▶ [What to work on]
Of all the lines in the data below, how many contain "ylabel"? Report that number alone.

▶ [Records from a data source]
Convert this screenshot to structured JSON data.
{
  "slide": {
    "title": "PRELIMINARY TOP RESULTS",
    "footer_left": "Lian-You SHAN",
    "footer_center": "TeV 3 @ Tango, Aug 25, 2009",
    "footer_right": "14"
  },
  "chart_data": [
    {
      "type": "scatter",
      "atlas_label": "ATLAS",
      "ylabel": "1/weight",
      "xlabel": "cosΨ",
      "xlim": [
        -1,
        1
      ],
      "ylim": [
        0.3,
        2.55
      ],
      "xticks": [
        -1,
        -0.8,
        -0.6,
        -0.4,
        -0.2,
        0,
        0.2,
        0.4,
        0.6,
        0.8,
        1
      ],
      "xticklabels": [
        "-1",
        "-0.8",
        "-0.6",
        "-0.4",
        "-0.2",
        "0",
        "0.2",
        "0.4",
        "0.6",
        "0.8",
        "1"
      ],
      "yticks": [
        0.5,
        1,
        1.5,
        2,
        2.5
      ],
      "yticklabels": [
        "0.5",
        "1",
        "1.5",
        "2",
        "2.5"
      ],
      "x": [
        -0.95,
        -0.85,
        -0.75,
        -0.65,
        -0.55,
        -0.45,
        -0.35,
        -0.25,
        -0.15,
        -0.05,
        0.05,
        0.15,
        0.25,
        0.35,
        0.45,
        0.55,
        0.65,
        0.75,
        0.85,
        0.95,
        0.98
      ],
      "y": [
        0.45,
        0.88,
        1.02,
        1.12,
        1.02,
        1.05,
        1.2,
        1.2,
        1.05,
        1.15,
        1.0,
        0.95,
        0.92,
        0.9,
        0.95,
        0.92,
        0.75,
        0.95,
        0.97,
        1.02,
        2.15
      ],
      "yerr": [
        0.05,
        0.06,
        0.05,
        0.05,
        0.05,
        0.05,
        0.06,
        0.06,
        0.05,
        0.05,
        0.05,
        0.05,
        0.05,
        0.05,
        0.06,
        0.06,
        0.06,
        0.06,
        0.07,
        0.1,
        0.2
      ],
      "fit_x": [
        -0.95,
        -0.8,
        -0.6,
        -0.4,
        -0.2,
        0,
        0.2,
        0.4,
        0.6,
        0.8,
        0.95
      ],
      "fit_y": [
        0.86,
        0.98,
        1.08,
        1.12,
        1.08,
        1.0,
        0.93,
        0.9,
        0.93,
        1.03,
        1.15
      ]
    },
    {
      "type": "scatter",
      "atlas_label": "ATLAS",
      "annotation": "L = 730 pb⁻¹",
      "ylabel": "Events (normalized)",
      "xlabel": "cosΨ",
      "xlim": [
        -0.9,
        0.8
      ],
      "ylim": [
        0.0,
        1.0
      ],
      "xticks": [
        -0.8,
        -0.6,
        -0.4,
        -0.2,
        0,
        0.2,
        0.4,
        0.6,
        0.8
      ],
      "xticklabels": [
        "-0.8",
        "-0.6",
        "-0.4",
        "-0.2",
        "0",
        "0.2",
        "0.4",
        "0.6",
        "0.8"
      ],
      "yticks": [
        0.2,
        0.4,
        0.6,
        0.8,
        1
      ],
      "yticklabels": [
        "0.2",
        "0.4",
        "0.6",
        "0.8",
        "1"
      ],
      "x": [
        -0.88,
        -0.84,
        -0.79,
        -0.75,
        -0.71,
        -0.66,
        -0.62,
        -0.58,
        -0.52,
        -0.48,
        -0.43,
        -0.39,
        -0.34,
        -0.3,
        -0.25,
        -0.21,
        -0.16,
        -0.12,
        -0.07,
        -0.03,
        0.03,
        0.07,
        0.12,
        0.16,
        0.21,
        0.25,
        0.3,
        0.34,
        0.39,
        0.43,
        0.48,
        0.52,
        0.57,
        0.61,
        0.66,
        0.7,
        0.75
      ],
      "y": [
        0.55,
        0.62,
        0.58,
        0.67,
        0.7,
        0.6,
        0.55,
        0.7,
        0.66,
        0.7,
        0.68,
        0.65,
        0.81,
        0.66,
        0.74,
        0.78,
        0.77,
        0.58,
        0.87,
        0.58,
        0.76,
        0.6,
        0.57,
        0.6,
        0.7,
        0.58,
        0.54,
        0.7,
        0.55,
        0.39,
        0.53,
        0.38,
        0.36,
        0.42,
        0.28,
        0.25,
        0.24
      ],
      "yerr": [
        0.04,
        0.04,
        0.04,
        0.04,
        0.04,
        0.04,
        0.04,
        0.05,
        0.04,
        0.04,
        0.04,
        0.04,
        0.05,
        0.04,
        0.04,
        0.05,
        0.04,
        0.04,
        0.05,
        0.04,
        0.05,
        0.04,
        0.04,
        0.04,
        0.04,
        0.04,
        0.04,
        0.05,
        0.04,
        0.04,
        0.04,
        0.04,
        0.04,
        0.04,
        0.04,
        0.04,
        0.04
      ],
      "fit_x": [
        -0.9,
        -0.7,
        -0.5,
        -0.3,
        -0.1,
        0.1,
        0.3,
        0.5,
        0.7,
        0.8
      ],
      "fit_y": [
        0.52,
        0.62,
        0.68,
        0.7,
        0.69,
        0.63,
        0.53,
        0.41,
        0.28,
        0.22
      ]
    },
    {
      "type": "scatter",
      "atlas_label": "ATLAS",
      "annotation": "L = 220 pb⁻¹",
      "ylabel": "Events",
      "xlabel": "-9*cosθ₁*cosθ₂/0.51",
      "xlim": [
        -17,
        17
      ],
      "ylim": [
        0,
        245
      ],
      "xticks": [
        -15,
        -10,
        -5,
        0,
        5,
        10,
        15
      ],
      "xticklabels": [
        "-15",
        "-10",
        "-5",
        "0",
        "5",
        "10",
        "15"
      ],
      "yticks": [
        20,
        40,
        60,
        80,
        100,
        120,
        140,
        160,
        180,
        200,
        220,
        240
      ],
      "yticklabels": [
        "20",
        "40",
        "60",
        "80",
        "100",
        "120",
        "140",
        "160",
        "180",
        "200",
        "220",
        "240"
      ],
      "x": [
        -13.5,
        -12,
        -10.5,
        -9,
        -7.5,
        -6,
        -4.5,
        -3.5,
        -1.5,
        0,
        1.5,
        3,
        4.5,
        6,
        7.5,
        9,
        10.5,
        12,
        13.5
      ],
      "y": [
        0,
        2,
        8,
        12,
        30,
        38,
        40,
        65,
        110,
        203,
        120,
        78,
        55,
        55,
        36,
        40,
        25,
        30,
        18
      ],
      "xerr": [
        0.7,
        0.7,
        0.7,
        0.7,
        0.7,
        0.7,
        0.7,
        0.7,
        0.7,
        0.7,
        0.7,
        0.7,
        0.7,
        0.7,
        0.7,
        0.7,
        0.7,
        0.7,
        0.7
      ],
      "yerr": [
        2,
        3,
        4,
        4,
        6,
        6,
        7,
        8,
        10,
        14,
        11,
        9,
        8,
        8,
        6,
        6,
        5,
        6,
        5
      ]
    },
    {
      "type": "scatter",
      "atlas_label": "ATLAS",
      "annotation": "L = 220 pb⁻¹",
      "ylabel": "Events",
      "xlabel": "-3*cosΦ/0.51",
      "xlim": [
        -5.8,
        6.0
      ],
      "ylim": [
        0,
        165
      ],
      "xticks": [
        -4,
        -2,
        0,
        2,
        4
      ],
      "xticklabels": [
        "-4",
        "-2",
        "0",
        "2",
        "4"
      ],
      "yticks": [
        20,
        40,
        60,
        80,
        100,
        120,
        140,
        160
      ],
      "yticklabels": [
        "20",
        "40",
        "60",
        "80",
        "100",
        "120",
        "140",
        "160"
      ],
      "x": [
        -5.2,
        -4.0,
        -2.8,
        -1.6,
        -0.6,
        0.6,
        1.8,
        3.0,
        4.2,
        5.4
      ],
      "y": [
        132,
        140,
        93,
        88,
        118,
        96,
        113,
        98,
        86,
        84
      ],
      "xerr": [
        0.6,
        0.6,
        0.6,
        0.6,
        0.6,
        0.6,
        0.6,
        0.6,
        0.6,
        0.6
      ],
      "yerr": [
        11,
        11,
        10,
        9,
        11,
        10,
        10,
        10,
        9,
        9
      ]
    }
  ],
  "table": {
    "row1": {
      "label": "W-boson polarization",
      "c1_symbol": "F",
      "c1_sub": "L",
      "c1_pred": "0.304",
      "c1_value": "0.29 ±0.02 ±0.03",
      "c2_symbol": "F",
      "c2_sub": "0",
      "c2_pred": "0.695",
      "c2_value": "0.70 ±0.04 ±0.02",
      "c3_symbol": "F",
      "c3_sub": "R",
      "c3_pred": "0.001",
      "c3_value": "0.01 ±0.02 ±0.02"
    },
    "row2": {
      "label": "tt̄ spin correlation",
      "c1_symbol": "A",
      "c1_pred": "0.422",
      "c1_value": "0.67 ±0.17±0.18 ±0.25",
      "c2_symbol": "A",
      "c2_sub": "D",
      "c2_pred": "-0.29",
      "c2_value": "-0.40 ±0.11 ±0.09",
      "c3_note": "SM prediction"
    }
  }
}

▶ [Task answer]
4